(Stored data)
++++++++

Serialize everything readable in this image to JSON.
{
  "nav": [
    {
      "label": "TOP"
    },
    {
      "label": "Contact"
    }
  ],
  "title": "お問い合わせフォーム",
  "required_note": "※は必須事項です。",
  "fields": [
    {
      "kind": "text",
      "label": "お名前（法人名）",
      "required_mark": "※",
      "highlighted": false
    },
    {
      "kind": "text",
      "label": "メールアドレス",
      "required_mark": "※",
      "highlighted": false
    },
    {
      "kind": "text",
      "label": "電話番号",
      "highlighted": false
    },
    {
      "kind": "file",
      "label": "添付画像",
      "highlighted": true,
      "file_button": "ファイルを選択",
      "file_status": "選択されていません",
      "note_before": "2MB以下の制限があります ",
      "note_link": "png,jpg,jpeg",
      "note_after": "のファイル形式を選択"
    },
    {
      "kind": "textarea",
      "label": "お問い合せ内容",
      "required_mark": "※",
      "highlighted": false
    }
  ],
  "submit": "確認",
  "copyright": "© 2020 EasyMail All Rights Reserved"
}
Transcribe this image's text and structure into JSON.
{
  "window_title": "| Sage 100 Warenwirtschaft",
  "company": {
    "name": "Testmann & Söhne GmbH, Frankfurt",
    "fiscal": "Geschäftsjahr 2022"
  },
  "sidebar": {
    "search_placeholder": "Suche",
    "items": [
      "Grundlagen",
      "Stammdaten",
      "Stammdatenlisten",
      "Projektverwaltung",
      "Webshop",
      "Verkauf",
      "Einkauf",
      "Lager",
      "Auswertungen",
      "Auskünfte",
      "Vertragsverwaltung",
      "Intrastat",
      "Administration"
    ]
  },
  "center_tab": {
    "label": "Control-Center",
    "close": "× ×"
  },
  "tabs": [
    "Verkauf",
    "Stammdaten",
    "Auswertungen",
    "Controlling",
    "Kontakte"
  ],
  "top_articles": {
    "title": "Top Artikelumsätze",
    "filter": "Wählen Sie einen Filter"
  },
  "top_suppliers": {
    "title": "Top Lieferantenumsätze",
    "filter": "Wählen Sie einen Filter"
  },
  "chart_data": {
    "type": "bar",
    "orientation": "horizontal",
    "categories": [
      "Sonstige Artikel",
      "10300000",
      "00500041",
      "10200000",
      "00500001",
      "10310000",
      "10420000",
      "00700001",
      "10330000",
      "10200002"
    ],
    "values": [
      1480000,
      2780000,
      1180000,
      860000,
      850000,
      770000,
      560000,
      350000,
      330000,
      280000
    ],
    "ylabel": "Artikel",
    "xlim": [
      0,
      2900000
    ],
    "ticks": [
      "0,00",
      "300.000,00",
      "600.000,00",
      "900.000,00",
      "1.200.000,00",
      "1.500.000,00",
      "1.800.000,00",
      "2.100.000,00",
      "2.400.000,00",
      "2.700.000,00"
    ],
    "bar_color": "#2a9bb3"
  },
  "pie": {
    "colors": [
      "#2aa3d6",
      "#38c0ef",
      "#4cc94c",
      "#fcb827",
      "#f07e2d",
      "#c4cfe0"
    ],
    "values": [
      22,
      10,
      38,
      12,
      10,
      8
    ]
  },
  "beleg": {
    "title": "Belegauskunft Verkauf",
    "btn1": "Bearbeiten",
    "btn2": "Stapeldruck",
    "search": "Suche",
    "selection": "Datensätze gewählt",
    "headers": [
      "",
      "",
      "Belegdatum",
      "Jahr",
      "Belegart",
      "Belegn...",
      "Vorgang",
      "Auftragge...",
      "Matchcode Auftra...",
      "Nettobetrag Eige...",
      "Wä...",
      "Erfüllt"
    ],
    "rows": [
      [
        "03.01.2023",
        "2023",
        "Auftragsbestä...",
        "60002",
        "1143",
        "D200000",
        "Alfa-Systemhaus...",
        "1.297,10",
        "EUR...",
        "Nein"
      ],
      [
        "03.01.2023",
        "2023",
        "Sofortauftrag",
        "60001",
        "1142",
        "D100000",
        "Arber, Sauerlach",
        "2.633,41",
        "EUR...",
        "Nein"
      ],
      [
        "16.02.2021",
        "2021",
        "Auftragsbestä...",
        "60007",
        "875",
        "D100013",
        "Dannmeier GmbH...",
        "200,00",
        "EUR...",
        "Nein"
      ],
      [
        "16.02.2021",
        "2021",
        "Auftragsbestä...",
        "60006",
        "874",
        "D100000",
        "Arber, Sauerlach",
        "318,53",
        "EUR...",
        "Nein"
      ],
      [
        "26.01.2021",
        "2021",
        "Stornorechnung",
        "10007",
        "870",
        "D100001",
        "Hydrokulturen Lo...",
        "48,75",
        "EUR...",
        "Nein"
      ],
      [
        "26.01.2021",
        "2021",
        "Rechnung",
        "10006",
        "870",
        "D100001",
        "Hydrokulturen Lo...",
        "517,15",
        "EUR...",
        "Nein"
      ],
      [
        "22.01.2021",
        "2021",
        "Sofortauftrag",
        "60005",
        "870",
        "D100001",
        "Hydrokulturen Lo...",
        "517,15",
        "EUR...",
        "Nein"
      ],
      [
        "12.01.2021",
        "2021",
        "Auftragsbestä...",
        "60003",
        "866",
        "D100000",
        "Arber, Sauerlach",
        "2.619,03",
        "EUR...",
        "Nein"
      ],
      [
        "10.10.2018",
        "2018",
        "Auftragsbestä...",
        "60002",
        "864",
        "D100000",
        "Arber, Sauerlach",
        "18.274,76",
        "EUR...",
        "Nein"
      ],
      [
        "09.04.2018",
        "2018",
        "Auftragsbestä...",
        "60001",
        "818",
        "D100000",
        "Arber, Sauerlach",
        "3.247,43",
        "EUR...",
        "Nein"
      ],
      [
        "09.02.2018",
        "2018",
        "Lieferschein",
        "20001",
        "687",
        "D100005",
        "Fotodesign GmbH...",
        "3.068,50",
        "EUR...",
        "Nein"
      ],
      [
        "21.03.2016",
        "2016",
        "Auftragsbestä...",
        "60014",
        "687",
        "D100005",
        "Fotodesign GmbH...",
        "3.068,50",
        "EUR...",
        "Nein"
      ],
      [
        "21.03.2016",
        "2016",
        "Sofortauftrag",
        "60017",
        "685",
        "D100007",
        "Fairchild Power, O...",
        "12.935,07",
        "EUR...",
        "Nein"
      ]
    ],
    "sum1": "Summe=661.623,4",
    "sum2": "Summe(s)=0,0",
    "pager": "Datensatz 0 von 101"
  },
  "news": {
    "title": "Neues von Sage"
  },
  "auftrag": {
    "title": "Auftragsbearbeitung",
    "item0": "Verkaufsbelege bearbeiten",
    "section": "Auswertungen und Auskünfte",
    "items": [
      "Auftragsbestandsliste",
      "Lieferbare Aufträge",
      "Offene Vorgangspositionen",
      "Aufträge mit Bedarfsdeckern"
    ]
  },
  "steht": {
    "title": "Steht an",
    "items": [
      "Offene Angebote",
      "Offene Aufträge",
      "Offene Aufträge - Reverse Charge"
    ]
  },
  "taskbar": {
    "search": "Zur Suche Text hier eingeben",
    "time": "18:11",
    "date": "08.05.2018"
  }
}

++++++++

To be done
Count how many lines in the data above hold the string "Auskünfte", and give the number with no other words.

Expected output
2